→ The request: Count every line that holds the string "text", then give that number alone.

-- BEGIN Source records --

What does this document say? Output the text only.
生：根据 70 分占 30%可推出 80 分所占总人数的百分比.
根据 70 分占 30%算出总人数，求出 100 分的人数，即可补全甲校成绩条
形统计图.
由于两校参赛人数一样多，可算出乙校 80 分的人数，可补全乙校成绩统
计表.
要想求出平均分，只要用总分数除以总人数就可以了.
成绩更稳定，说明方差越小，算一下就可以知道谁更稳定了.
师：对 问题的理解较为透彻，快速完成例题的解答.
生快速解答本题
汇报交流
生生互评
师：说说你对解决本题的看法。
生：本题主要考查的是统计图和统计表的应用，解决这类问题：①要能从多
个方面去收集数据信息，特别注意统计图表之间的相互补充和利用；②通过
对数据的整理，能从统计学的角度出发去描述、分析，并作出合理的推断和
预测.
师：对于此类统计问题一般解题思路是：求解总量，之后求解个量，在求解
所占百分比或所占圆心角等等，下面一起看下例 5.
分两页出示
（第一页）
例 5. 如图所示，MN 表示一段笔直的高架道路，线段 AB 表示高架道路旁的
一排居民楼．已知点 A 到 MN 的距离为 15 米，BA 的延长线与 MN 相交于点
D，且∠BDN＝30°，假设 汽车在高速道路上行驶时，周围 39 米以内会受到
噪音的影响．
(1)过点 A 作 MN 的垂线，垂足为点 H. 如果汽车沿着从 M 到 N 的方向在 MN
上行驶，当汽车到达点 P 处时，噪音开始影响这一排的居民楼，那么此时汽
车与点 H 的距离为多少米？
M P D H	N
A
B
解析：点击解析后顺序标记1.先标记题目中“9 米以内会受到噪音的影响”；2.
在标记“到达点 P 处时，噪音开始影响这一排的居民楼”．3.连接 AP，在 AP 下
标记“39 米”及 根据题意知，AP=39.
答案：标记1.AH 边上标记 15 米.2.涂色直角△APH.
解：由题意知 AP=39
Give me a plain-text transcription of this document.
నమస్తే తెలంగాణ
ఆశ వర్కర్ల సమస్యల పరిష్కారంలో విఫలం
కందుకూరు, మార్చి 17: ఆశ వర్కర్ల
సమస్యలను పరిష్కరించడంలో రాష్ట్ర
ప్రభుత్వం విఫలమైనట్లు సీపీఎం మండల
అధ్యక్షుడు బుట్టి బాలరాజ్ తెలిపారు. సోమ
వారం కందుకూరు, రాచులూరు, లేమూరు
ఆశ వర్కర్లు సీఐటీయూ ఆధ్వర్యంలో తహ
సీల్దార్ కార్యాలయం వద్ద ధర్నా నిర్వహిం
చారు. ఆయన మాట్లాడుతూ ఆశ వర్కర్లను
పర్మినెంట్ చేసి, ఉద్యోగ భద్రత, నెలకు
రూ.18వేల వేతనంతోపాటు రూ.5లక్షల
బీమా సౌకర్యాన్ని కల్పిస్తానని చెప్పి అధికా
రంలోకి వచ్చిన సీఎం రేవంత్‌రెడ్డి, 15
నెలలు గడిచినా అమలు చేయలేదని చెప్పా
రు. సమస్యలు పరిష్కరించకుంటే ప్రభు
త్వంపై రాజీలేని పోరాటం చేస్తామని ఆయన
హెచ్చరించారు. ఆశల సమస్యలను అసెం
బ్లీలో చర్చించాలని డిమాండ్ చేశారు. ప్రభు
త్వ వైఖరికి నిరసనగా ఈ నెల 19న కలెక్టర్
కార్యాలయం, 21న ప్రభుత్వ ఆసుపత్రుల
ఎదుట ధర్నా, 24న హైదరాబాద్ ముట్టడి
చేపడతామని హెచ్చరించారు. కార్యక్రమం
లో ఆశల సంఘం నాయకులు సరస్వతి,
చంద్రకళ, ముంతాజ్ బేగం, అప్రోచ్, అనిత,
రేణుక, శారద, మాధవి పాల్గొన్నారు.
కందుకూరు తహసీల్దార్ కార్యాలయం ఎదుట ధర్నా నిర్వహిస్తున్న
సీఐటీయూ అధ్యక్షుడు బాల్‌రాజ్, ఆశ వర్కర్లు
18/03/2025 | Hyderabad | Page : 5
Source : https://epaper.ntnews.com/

-- END Source records --

→ Result of the exercise: 2